* REQUIRED TASK *
The records below must be written out exactly, with every picture left behind.

* RECORDS TO PROCESS *
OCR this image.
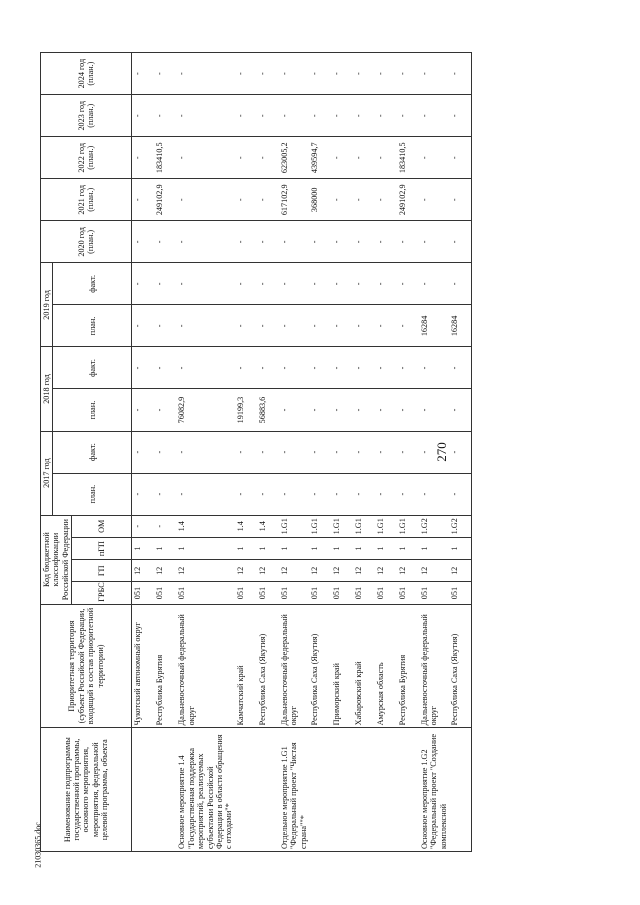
270
21030365.doc
Наименование подпрограммы государственной программы, основного мероприятия, мероприятия, федеральной целевой программы, объекта	Приоритетная территория (субъект Российской Федерации, входящий в состав приоритетной территории)	Код бюджетной классификации Российской Федерации				2017 год		2018 год		2019 год		2020 год (план.)	2021 год (план.)	2022 год (план.)	2023 год (план.)	2024 год (план.)
						план.	факт.	план.	факт.	план.	факт.					
		ГРБС	ГП	пГП	ОМ											
	Чукотский автономный округ	051	12	1	-	-	-	-	-	-	-	-	-	-	-	-
	Республика Бурятия	051	12	1	-	-	-	-	-	-	-	-	249102,9	183410,5	-	-
Основное мероприятие 1.4 "Государственная поддержка мероприятий, реализуемых субъектами Российской Федерации в области обращения с отходами"*	Дальневосточный федеральный округ	051	12	1	1.4	-	-	76082,9	-	-	-	-	-	-	-	-
	Камчатский край	051	12	1	1.4	-	-	19199,3	-	-	-	-	-	-	-	-
	Республика Саха (Якутия)	051	12	1	1.4	-	-	56883,6	-	-	-	-	-	-	-	-
Отдельное мероприятие 1.G1 "Федеральный проект "Чистая страна""*	Дальневосточный федеральный округ	051	12	1	1.G1	-	-	-	-	-	-	-	617102,9	623005,2	-	-
	Республика Саха (Якутия)	051	12	1	1.G1	-	-	-	-	-	-	-	368000	439594,7	-	-
	Приморский край	051	12	1	1.G1	-	-	-	-	-	-	-	-	-	-	-
	Хабаровский край	051	12	1	1.G1	-	-	-	-	-	-	-	-	-	-	-
	Амурская область	051	12	1	1.G1	-	-	-	-	-	-	-	-	-	-	-
	Республика Бурятия	051	12	1	1.G1	-	-	-	-	-	-	-	249102,9	183410,5	-	-
Основное мероприятие 1.G2 "Федеральный проект "Создание комплексной	Дальневосточный федеральный округ	051	12	1	1.G2	-	-	-	-	16284	-	-	-	-	-	-
	Республика Саха (Якутия)	051	12	1	1.G2	-	-	-	-	16284	-	-	-	-	-	-
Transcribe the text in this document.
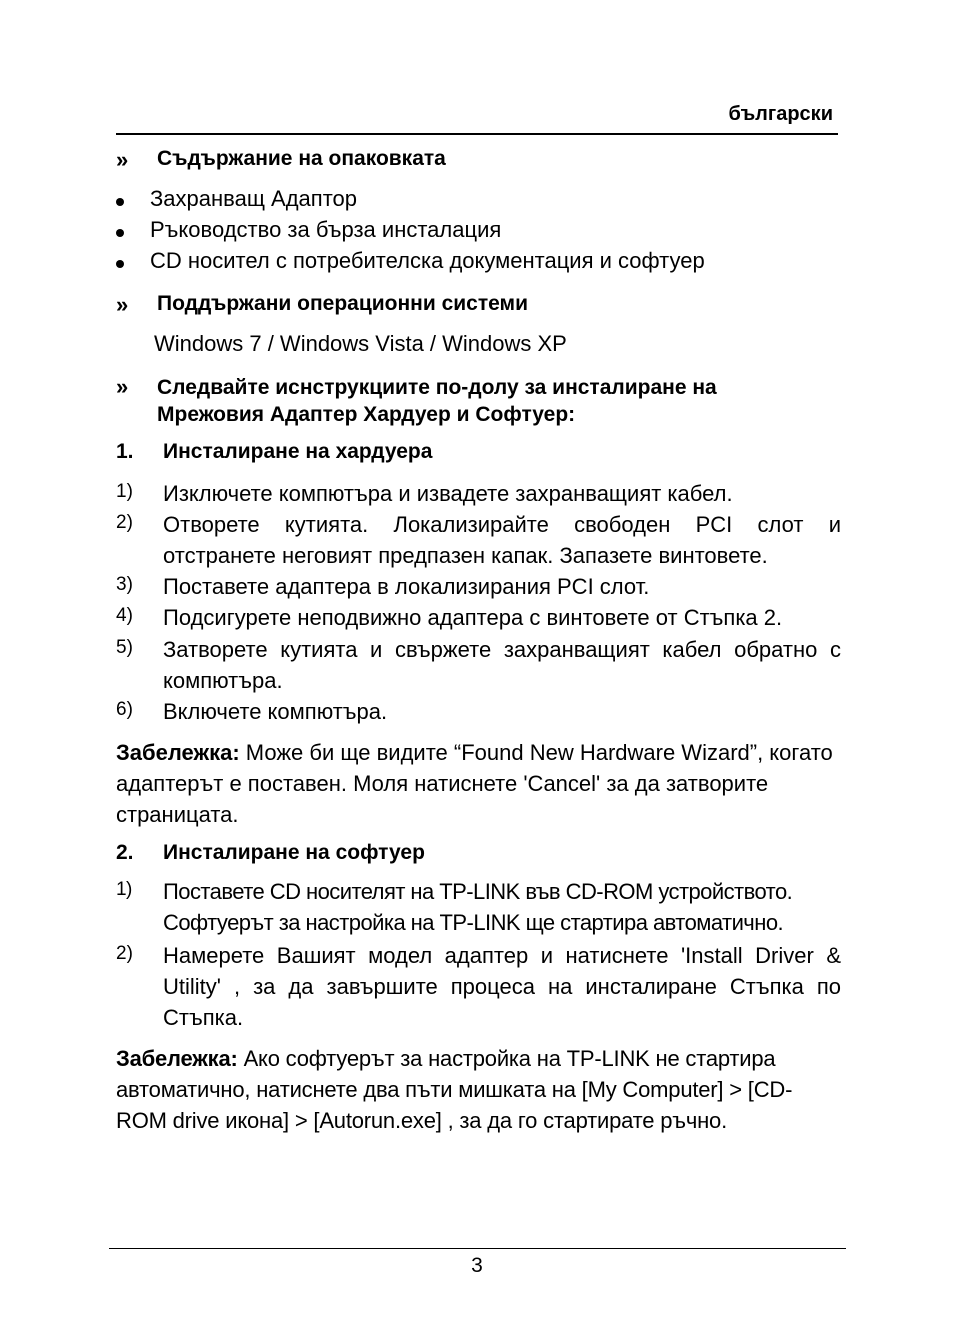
български
» Съдържание на опаковката
Захранващ Адаптор
Ръководство за бърза инсталация
CD носител с потребителска документация и софтуер
» Поддържани операционни системи
Windows 7 / Windows Vista / Windows XP
» Следвайте иснструкциите по-долу за инсталиране на
Мрежовия Адаптер Хардуер и Софтуер:
1. Инсталиране на хардуера
1) Изключете компютъра и извадете захранващият кабел.
2) Отворете кутията. Локализирайте свободен PCI слот и отстранете неговият предпазен капак. Запазете винтовете.
3) Поставете адаптера в локализирания PCI слот.
4) Подсигурете неподвижно адаптера с винтовете от Стъпка 2.
5) Затворете кутията и свържете захранващият кабел обратно с компютъра.
6) Включете компютъра.
Забележка: Може би ще видите “Found New Hardware Wizard”, когато адаптерът е поставен. Моля натиснете 'Cancel' за да затворите страницата.
2. Инсталиране на софтуер
1) Поставете CD носителят на TP-LINK във CD-ROM устройството. Софтуерът за настройка на TP-LINK ще стартира автоматично.
2) Намерете Вашият модел адаптер и натиснете 'Install Driver & Utility' , за да завършите процеса на инсталиране Стъпка по Стъпка.
Забележка: Ако софтуерът за настройка на TP-LINK не стартира автоматично, натиснете два пъти мишката на [My Computer] > [CD-ROM drive икона] > [Autorun.exe] , за да го стартирате ръчно.
3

* EXPECTED OUTPUT *
OCR this image.
270
21030365.doc
Наименование подпрограммы государственной программы, основного мероприятия, мероприятия, федеральной целевой программы, объекта	Приоритетная территория (субъект Российской Федерации, входящий в состав приоритетной территории)	Код бюджетной классификации Российской Федерации				2017 год		2018 год		2019 год		2020 год (план.)	2021 год (план.)	2022 год (план.)	2023 год (план.)	2024 год (план.)
						план.	факт.	план.	факт.	план.	факт.					
		ГРБС	ГП	пГП	ОМ											
	Чукотский автономный округ	051	12	1	-	-	-	-	-	-	-	-	-	-	-	-
	Республика Бурятия	051	12	1	-	-	-	-	-	-	-	-	249102,9	183410,5	-	-
Основное мероприятие 1.4 "Государственная поддержка мероприятий, реализуемых субъектами Российской Федерации в области обращения с отходами"*	Дальневосточный федеральный округ	051	12	1	1.4	-	-	76082,9	-	-	-	-	-	-	-	-
	Камчатский край	051	12	1	1.4	-	-	19199,3	-	-	-	-	-	-	-	-
	Республика Саха (Якутия)	051	12	1	1.4	-	-	56883,6	-	-	-	-	-	-	-	-
Отдельное мероприятие 1.G1 "Федеральный проект "Чистая страна""*	Дальневосточный федеральный округ	051	12	1	1.G1	-	-	-	-	-	-	-	617102,9	623005,2	-	-
	Республика Саха (Якутия)	051	12	1	1.G1	-	-	-	-	-	-	-	368000	439594,7	-	-
	Приморский край	051	12	1	1.G1	-	-	-	-	-	-	-	-	-	-	-
	Хабаровский край	051	12	1	1.G1	-	-	-	-	-	-	-	-	-	-	-
	Амурская область	051	12	1	1.G1	-	-	-	-	-	-	-	-	-	-	-
	Республика Бурятия	051	12	1	1.G1	-	-	-	-	-	-	-	249102,9	183410,5	-	-
Основное мероприятие 1.G2 "Федеральный проект "Создание комплексной	Дальневосточный федеральный округ	051	12	1	1.G2	-	-	-	-	16284	-	-	-	-	-	-
	Республика Саха (Якутия)	051	12	1	1.G2	-	-	-	-	16284	-	-	-	-	-	-
Transcribe the text in this document.
български
» Съдържание на опаковката
Захранващ Адаптор
Ръководство за бърза инсталация
CD носител с потребителска документация и софтуер
» Поддържани операционни системи
Windows 7 / Windows Vista / Windows XP
» Следвайте иснструкциите по-долу за инсталиране на
Мрежовия Адаптер Хардуер и Софтуер:
1. Инсталиране на хардуера
1) Изключете компютъра и извадете захранващият кабел.
2) Отворете кутията. Локализирайте свободен PCI слот и отстранете неговият предпазен капак. Запазете винтовете.
3) Поставете адаптера в локализирания PCI слот.
4) Подсигурете неподвижно адаптера с винтовете от Стъпка 2.
5) Затворете кутията и свържете захранващият кабел обратно с компютъра.
6) Включете компютъра.
Забележка: Може би ще видите “Found New Hardware Wizard”, когато адаптерът е поставен. Моля натиснете 'Cancel' за да затворите страницата.
2. Инсталиране на софтуер
1) Поставете CD носителят на TP-LINK във CD-ROM устройството. Софтуерът за настройка на TP-LINK ще стартира автоматично.
2) Намерете Вашият модел адаптер и натиснете 'Install Driver & Utility' , за да завършите процеса на инсталиране Стъпка по Стъпка.
Забележка: Ако софтуерът за настройка на TP-LINK не стартира автоматично, натиснете два пъти мишката на [My Computer] > [CD-ROM drive икона] > [Autorun.exe] , за да го стартирате ръчно.
3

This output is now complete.